# Work required
Rewrite the records as a numbered list, from the line with "UI element localization: list" up to and including the line with "437, 193, 450]", leaving out any blank lines.
-- START OF Data listing --
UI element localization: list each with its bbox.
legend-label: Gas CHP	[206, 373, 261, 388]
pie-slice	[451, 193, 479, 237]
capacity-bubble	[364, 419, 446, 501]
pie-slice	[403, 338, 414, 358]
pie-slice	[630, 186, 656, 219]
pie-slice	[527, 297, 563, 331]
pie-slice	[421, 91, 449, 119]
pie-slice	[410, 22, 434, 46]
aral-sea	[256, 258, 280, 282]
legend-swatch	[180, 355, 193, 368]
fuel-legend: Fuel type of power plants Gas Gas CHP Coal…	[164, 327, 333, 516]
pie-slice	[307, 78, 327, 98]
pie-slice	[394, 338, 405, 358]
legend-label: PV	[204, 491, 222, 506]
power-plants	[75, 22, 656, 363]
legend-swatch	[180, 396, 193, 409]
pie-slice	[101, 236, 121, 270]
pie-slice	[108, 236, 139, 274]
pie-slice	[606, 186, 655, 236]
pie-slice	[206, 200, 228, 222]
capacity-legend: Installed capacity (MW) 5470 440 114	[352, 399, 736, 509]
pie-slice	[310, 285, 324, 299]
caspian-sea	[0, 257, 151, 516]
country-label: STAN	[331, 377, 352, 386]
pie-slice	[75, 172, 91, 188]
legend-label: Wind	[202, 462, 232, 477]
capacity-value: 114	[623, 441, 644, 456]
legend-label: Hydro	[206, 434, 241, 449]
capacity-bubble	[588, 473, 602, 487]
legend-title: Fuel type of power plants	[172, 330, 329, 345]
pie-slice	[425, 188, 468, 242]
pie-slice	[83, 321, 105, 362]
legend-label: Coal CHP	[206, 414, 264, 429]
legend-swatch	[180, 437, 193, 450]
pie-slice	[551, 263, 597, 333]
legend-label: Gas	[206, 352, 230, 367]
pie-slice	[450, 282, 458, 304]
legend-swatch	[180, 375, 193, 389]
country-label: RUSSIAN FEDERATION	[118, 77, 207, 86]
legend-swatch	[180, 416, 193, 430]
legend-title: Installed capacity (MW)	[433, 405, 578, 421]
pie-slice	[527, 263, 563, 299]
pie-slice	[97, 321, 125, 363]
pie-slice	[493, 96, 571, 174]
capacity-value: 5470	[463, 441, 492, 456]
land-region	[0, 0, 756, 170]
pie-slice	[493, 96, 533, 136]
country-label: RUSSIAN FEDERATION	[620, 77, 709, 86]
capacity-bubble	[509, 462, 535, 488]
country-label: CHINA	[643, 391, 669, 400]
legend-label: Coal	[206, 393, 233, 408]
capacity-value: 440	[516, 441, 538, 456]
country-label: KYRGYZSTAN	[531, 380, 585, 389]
-- END OF Data listing --
-- START OF Data listing --
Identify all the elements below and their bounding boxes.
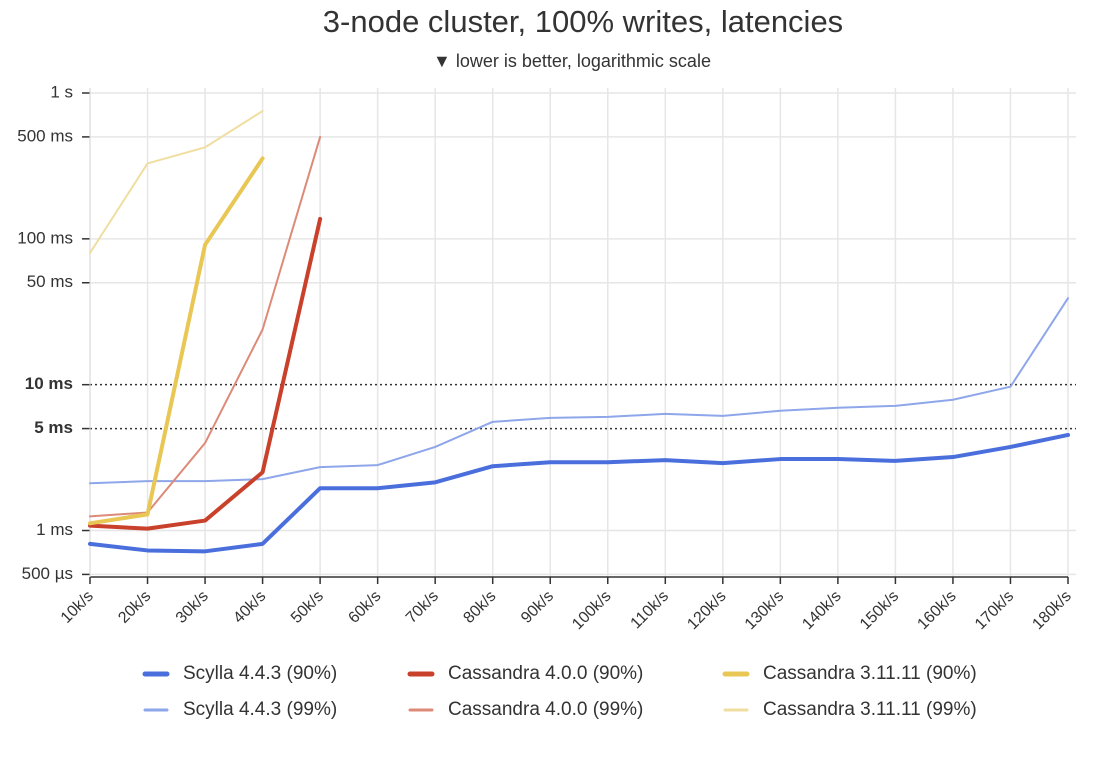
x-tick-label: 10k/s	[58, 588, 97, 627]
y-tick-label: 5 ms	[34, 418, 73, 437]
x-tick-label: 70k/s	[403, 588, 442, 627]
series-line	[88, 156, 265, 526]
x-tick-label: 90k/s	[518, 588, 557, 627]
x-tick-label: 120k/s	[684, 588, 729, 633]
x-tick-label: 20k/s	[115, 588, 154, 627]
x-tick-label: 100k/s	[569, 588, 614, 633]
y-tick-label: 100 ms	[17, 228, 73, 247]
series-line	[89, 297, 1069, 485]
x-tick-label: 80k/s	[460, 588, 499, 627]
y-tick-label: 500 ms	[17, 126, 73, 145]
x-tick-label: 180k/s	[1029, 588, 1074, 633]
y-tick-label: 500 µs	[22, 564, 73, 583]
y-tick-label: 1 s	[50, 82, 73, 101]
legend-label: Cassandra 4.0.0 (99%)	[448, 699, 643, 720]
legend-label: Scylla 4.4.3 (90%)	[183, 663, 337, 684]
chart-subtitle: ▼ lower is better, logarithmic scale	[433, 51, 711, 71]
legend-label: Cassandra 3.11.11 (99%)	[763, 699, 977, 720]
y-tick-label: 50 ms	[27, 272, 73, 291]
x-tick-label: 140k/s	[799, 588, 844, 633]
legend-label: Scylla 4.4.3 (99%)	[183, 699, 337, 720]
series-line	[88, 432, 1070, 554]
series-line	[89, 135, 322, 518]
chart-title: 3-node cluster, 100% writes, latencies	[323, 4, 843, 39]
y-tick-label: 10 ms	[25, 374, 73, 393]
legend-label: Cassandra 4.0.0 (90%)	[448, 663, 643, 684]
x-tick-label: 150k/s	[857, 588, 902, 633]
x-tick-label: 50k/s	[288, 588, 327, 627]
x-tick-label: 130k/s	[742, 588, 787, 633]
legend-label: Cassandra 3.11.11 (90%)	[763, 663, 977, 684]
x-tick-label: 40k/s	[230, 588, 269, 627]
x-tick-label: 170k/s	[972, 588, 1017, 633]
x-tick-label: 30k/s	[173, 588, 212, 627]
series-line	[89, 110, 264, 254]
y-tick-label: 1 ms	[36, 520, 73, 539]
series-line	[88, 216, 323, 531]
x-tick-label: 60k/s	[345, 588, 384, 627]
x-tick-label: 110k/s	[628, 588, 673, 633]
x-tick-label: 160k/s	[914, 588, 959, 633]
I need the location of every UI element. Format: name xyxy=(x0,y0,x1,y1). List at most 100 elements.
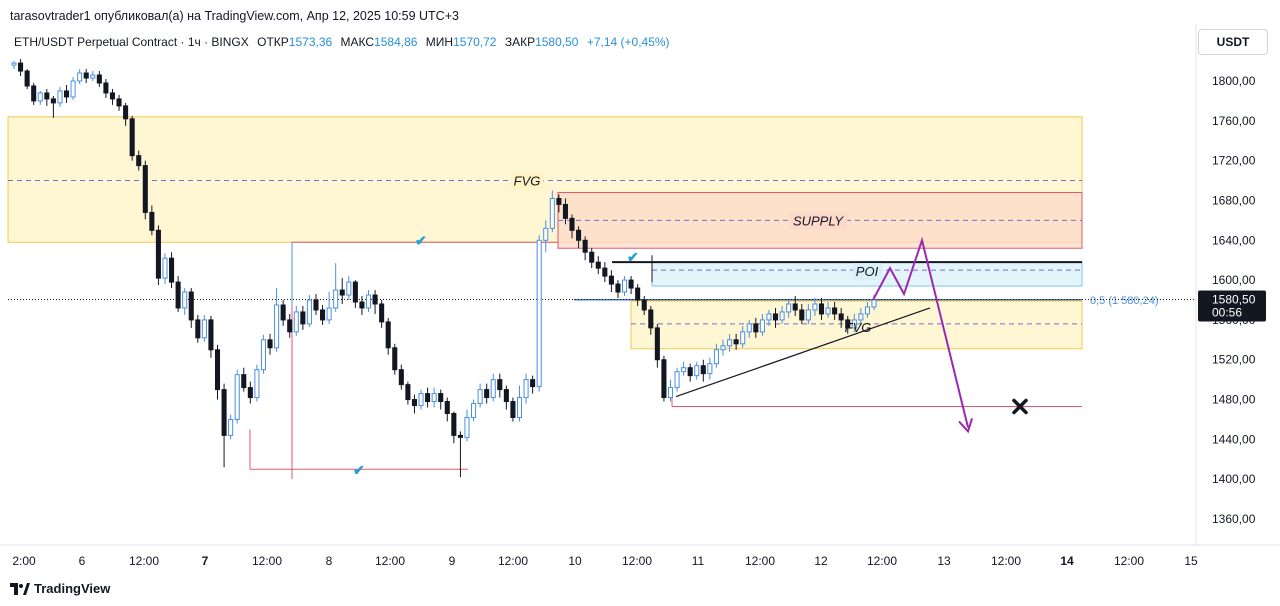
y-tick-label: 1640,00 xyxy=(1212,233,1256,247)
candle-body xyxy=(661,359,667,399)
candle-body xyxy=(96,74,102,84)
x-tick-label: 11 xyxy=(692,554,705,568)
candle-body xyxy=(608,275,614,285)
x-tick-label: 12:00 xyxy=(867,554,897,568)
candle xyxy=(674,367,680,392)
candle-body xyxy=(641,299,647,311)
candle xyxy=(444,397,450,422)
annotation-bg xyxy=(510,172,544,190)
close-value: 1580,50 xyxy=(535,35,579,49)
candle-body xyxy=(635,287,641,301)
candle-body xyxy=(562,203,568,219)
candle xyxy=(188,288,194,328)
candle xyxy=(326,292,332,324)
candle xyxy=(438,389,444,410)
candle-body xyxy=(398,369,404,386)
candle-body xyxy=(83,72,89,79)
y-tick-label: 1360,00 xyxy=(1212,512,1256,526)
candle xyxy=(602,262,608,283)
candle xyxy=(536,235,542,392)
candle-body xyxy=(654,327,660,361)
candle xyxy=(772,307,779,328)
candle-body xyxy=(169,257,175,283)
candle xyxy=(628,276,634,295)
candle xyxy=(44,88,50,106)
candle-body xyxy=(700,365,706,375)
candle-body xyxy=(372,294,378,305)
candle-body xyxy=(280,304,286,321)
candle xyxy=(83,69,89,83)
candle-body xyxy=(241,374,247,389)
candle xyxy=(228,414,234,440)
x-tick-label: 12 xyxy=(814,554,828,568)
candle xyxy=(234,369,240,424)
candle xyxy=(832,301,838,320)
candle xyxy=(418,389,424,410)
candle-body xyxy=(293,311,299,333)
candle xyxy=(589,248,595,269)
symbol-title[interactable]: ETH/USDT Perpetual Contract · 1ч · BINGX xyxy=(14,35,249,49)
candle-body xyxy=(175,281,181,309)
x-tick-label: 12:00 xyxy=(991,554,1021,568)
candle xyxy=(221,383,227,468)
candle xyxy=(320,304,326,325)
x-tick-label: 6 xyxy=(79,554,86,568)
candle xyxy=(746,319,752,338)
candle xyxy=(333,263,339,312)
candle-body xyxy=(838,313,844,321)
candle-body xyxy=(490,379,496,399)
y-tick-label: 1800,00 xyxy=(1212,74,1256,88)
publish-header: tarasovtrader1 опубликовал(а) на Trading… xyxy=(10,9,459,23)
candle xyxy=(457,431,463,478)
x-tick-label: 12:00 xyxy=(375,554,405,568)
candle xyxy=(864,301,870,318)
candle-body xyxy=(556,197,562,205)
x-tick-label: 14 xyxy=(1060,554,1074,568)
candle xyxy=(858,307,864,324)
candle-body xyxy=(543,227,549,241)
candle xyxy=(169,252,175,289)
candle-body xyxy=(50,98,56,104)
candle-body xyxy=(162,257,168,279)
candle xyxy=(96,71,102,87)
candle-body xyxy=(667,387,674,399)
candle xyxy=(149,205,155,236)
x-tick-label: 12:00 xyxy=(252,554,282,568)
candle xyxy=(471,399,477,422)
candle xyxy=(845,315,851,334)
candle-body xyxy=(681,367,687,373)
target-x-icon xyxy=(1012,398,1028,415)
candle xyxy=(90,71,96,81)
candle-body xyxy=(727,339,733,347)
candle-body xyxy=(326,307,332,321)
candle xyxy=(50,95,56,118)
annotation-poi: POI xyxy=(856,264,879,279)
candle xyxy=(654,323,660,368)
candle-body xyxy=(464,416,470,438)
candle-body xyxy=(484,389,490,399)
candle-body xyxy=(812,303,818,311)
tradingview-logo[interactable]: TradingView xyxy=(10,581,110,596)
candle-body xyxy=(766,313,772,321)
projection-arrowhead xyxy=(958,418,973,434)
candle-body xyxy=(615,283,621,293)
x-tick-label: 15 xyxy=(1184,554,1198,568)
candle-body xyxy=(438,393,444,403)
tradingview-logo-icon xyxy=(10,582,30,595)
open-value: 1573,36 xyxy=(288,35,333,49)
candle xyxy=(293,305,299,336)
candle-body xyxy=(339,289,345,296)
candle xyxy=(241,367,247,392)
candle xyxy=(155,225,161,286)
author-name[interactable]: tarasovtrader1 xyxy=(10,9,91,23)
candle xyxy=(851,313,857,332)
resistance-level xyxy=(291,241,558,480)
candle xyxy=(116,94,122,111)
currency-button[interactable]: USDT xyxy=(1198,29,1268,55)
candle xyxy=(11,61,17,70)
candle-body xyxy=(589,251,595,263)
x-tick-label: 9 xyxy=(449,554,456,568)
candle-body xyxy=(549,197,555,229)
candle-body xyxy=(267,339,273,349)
-- END OF Data listing --
# Response
1. UI element localization: list each with its bbox.
2. legend-label: Gas CHP	[206, 373, 261, 388]
3. pie-slice	[451, 193, 479, 237]
4. capacity-bubble	[364, 419, 446, 501]
5. pie-slice	[403, 338, 414, 358]
6. pie-slice	[630, 186, 656, 219]
7. pie-slice	[527, 297, 563, 331]
8. pie-slice	[421, 91, 449, 119]
9. pie-slice	[410, 22, 434, 46]
10. aral-sea	[256, 258, 280, 282]
11. legend-swatch	[180, 355, 193, 368]
12. fuel-legend: Fuel type of power plants Gas Gas CHP Coal…	[164, 327, 333, 516]
13. pie-slice	[307, 78, 327, 98]
14. pie-slice	[394, 338, 405, 358]
15. legend-label: PV	[204, 491, 222, 506]
16. power-plants	[75, 22, 656, 363]
17. legend-swatch	[180, 396, 193, 409]
18. pie-slice	[101, 236, 121, 270]
19. pie-slice	[108, 236, 139, 274]
20. pie-slice	[606, 186, 655, 236]
21. pie-slice	[206, 200, 228, 222]
22. capacity-legend: Installed capacity (MW) 5470 440 114	[352, 399, 736, 509]
23. pie-slice	[310, 285, 324, 299]
24. caspian-sea	[0, 257, 151, 516]
25. country-label: STAN	[331, 377, 352, 386]
26. pie-slice	[75, 172, 91, 188]
27. legend-label: Wind	[202, 462, 232, 477]
28. capacity-value: 114	[623, 441, 644, 456]
29. legend-label: Hydro	[206, 434, 241, 449]
30. capacity-bubble	[588, 473, 602, 487]
31. legend-title: Fuel type of power plants	[172, 330, 329, 345]
32. pie-slice	[425, 188, 468, 242]
33. pie-slice	[83, 321, 105, 362]
34. legend-label: Coal CHP	[206, 414, 264, 429]
35. legend-swatch	[180, 437, 193, 450]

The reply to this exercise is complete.